→ **WHAT IS REQUIRED**: Return the complete listing that follows, with each line reproduced exactly.

→ **Collected data entries**:
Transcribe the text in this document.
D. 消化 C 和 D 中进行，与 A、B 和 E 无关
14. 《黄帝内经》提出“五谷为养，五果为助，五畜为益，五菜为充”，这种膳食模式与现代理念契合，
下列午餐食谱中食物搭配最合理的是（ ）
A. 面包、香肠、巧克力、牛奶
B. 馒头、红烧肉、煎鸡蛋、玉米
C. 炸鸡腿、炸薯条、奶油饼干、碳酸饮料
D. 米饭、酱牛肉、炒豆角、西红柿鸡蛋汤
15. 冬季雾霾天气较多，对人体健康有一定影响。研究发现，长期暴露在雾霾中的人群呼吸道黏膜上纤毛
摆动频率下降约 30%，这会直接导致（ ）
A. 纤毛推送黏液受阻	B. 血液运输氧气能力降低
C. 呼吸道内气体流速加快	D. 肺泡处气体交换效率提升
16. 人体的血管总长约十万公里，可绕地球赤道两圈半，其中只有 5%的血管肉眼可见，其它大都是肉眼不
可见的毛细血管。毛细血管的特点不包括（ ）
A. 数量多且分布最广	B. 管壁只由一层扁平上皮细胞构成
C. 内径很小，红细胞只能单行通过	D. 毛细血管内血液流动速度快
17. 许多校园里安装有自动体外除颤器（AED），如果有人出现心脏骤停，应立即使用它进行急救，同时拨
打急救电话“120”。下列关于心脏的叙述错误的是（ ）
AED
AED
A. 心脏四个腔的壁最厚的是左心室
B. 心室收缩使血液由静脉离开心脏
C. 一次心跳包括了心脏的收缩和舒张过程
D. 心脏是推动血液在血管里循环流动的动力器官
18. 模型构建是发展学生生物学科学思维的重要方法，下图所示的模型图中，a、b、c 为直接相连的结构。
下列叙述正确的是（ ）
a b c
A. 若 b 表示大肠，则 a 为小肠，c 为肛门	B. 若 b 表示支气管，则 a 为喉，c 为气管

→ **THE SOLUTION**:
Transcribe the text in this document.
D. 消化 C 和 D 中进行，与 A、B 和 E 无关
14. 《黄帝内经》提出“五谷为养，五果为助，五畜为益，五菜为充”，这种膳食模式与现代理念契合，
下列午餐食谱中食物搭配最合理的是（ ）
A. 面包、香肠、巧克力、牛奶
B. 馒头、红烧肉、煎鸡蛋、玉米
C. 炸鸡腿、炸薯条、奶油饼干、碳酸饮料
D. 米饭、酱牛肉、炒豆角、西红柿鸡蛋汤
15. 冬季雾霾天气较多，对人体健康有一定影响。研究发现，长期暴露在雾霾中的人群呼吸道黏膜上纤毛
摆动频率下降约 30%，这会直接导致（ ）
A. 纤毛推送黏液受阻	B. 血液运输氧气能力降低
C. 呼吸道内气体流速加快	D. 肺泡处气体交换效率提升
16. 人体的血管总长约十万公里，可绕地球赤道两圈半，其中只有 5%的血管肉眼可见，其它大都是肉眼不
可见的毛细血管。毛细血管的特点不包括（ ）
A. 数量多且分布最广	B. 管壁只由一层扁平上皮细胞构成
C. 内径很小，红细胞只能单行通过	D. 毛细血管内血液流动速度快
17. 许多校园里安装有自动体外除颤器（AED），如果有人出现心脏骤停，应立即使用它进行急救，同时拨
打急救电话“120”。下列关于心脏的叙述错误的是（ ）
AED
AED
A. 心脏四个腔的壁最厚的是左心室
B. 心室收缩使血液由静脉离开心脏
C. 一次心跳包括了心脏的收缩和舒张过程
D. 心脏是推动血液在血管里循环流动的动力器官
18. 模型构建是发展学生生物学科学思维的重要方法，下图所示的模型图中，a、b、c 为直接相连的结构。
下列叙述正确的是（ ）
a b c
A. 若 b 表示大肠，则 a 为小肠，c 为肛门	B. 若 b 表示支气管，则 a 为喉，c 为气管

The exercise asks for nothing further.